WHAT TO WORK ON » Copy out every record below, word for word.

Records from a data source
★ ★ ★ ★
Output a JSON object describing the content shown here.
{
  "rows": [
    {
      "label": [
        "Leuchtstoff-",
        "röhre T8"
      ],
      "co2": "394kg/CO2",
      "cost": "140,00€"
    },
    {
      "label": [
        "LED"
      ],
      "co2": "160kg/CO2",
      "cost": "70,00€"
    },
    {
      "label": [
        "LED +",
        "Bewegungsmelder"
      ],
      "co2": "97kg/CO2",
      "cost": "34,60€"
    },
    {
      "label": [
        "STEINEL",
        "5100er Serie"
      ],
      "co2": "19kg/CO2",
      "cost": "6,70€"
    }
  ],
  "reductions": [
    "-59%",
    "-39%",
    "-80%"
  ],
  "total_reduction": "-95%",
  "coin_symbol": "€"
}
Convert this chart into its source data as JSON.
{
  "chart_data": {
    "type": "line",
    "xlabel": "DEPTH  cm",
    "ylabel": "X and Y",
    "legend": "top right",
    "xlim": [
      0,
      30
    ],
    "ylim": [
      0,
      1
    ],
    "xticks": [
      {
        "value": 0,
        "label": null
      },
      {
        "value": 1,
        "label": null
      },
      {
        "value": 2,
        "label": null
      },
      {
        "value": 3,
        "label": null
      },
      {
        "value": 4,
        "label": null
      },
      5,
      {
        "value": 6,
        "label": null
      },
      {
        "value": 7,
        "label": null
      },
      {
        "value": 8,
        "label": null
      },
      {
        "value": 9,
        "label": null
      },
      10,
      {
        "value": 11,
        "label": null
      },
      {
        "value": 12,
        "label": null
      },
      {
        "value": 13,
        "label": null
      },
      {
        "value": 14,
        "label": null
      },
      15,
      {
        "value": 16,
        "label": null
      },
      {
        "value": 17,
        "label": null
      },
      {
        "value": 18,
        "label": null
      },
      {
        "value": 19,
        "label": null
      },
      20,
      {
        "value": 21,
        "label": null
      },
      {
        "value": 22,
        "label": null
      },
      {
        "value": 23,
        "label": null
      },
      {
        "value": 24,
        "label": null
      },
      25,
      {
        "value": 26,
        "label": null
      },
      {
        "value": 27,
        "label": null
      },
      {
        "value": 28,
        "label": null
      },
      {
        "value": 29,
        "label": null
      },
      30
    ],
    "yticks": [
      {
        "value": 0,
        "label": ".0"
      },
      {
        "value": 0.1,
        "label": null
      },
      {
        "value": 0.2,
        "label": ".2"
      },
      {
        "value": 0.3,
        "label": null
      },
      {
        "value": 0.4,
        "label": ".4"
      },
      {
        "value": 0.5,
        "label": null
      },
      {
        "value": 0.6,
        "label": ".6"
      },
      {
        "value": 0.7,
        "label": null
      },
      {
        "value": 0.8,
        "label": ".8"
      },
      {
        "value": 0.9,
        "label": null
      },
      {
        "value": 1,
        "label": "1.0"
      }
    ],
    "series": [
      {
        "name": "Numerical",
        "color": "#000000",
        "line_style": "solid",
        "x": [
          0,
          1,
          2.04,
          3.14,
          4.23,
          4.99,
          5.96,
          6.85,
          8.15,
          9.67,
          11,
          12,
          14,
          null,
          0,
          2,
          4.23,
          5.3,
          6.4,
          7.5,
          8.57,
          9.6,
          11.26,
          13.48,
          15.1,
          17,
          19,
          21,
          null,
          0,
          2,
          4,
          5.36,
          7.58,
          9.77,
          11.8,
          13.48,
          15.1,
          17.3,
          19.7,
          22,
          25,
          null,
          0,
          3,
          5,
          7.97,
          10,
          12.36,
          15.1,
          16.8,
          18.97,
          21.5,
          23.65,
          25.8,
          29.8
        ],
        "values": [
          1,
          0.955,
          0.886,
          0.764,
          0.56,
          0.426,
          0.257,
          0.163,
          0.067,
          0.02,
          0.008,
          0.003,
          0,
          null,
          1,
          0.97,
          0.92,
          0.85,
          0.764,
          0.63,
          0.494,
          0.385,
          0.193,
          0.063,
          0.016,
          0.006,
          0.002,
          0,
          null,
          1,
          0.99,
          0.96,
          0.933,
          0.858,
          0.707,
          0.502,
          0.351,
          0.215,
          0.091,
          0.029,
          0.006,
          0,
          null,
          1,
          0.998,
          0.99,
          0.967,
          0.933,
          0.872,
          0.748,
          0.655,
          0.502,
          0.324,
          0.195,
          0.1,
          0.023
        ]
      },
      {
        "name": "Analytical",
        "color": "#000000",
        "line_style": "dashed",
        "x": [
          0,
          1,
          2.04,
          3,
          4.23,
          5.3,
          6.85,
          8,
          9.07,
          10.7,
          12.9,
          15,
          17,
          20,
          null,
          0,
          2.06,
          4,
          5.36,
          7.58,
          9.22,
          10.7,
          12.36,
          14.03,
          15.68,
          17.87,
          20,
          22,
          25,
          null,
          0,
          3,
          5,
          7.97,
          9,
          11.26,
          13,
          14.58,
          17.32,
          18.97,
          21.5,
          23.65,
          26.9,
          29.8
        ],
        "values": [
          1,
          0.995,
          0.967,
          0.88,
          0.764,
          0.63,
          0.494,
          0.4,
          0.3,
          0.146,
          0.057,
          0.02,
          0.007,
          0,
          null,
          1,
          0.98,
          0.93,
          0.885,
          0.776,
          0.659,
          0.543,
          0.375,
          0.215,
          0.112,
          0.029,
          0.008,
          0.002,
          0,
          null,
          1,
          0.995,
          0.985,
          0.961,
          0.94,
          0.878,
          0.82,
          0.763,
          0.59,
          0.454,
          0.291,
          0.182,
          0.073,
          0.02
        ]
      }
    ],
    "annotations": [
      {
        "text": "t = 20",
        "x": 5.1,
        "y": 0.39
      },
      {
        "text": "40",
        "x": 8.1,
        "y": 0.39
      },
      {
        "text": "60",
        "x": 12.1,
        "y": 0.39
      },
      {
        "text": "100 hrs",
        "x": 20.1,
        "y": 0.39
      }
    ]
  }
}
★ ★ ★ ★
RESPONSE TO THIS EXERCISE »
Output a JSON object describing the content shown here.
{
  "rows": [
    {
      "label": [
        "Leuchtstoff-",
        "röhre T8"
      ],
      "co2": "394kg/CO2",
      "cost": "140,00€"
    },
    {
      "label": [
        "LED"
      ],
      "co2": "160kg/CO2",
      "cost": "70,00€"
    },
    {
      "label": [
        "LED +",
        "Bewegungsmelder"
      ],
      "co2": "97kg/CO2",
      "cost": "34,60€"
    },
    {
      "label": [
        "STEINEL",
        "5100er Serie"
      ],
      "co2": "19kg/CO2",
      "cost": "6,70€"
    }
  ],
  "reductions": [
    "-59%",
    "-39%",
    "-80%"
  ],
  "total_reduction": "-95%",
  "coin_symbol": "€"
}
Convert this chart into its source data as JSON.
{
  "chart_data": {
    "type": "line",
    "xlabel": "DEPTH  cm",
    "ylabel": "X and Y",
    "legend": "top right",
    "xlim": [
      0,
      30
    ],
    "ylim": [
      0,
      1
    ],
    "xticks": [
      {
        "value": 0,
        "label": null
      },
      {
        "value": 1,
        "label": null
      },
      {
        "value": 2,
        "label": null
      },
      {
        "value": 3,
        "label": null
      },
      {
        "value": 4,
        "label": null
      },
      5,
      {
        "value": 6,
        "label": null
      },
      {
        "value": 7,
        "label": null
      },
      {
        "value": 8,
        "label": null
      },
      {
        "value": 9,
        "label": null
      },
      10,
      {
        "value": 11,
        "label": null
      },
      {
        "value": 12,
        "label": null
      },
      {
        "value": 13,
        "label": null
      },
      {
        "value": 14,
        "label": null
      },
      15,
      {
        "value": 16,
        "label": null
      },
      {
        "value": 17,
        "label": null
      },
      {
        "value": 18,
        "label": null
      },
      {
        "value": 19,
        "label": null
      },
      20,
      {
        "value": 21,
        "label": null
      },
      {
        "value": 22,
        "label": null
      },
      {
        "value": 23,
        "label": null
      },
      {
        "value": 24,
        "label": null
      },
      25,
      {
        "value": 26,
        "label": null
      },
      {
        "value": 27,
        "label": null
      },
      {
        "value": 28,
        "label": null
      },
      {
        "value": 29,
        "label": null
      },
      30
    ],
    "yticks": [
      {
        "value": 0,
        "label": ".0"
      },
      {
        "value": 0.1,
        "label": null
      },
      {
        "value": 0.2,
        "label": ".2"
      },
      {
        "value": 0.3,
        "label": null
      },
      {
        "value": 0.4,
        "label": ".4"
      },
      {
        "value": 0.5,
        "label": null
      },
      {
        "value": 0.6,
        "label": ".6"
      },
      {
        "value": 0.7,
        "label": null
      },
      {
        "value": 0.8,
        "label": ".8"
      },
      {
        "value": 0.9,
        "label": null
      },
      {
        "value": 1,
        "label": "1.0"
      }
    ],
    "series": [
      {
        "name": "Numerical",
        "color": "#000000",
        "line_style": "solid",
        "x": [
          0,
          1,
          2.04,
          3.14,
          4.23,
          4.99,
          5.96,
          6.85,
          8.15,
          9.67,
          11,
          12,
          14,
          null,
          0,
          2,
          4.23,
          5.3,
          6.4,
          7.5,
          8.57,
          9.6,
          11.26,
          13.48,
          15.1,
          17,
          19,
          21,
          null,
          0,
          2,
          4,
          5.36,
          7.58,
          9.77,
          11.8,
          13.48,
          15.1,
          17.3,
          19.7,
          22,
          25,
          null,
          0,
          3,
          5,
          7.97,
          10,
          12.36,
          15.1,
          16.8,
          18.97,
          21.5,
          23.65,
          25.8,
          29.8
        ],
        "values": [
          1,
          0.955,
          0.886,
          0.764,
          0.56,
          0.426,
          0.257,
          0.163,
          0.067,
          0.02,
          0.008,
          0.003,
          0,
          null,
          1,
          0.97,
          0.92,
          0.85,
          0.764,
          0.63,
          0.494,
          0.385,
          0.193,
          0.063,
          0.016,
          0.006,
          0.002,
          0,
          null,
          1,
          0.99,
          0.96,
          0.933,
          0.858,
          0.707,
          0.502,
          0.351,
          0.215,
          0.091,
          0.029,
          0.006,
          0,
          null,
          1,
          0.998,
          0.99,
          0.967,
          0.933,
          0.872,
          0.748,
          0.655,
          0.502,
          0.324,
          0.195,
          0.1,
          0.023
        ]
      },
      {
        "name": "Analytical",
        "color": "#000000",
        "line_style": "dashed",
        "x": [
          0,
          1,
          2.04,
          3,
          4.23,
          5.3,
          6.85,
          8,
          9.07,
          10.7,
          12.9,
          15,
          17,
          20,
          null,
          0,
          2.06,
          4,
          5.36,
          7.58,
          9.22,
          10.7,
          12.36,
          14.03,
          15.68,
          17.87,
          20,
          22,
          25,
          null,
          0,
          3,
          5,
          7.97,
          9,
          11.26,
          13,
          14.58,
          17.32,
          18.97,
          21.5,
          23.65,
          26.9,
          29.8
        ],
        "values": [
          1,
          0.995,
          0.967,
          0.88,
          0.764,
          0.63,
          0.494,
          0.4,
          0.3,
          0.146,
          0.057,
          0.02,
          0.007,
          0,
          null,
          1,
          0.98,
          0.93,
          0.885,
          0.776,
          0.659,
          0.543,
          0.375,
          0.215,
          0.112,
          0.029,
          0.008,
          0.002,
          0,
          null,
          1,
          0.995,
          0.985,
          0.961,
          0.94,
          0.878,
          0.82,
          0.763,
          0.59,
          0.454,
          0.291,
          0.182,
          0.073,
          0.02
        ]
      }
    ],
    "annotations": [
      {
        "text": "t = 20",
        "x": 5.1,
        "y": 0.39
      },
      {
        "text": "40",
        "x": 8.1,
        "y": 0.39
      },
      {
        "text": "60",
        "x": 12.1,
        "y": 0.39
      },
      {
        "text": "100 hrs",
        "x": 20.1,
        "y": 0.39
      }
    ]
  }
}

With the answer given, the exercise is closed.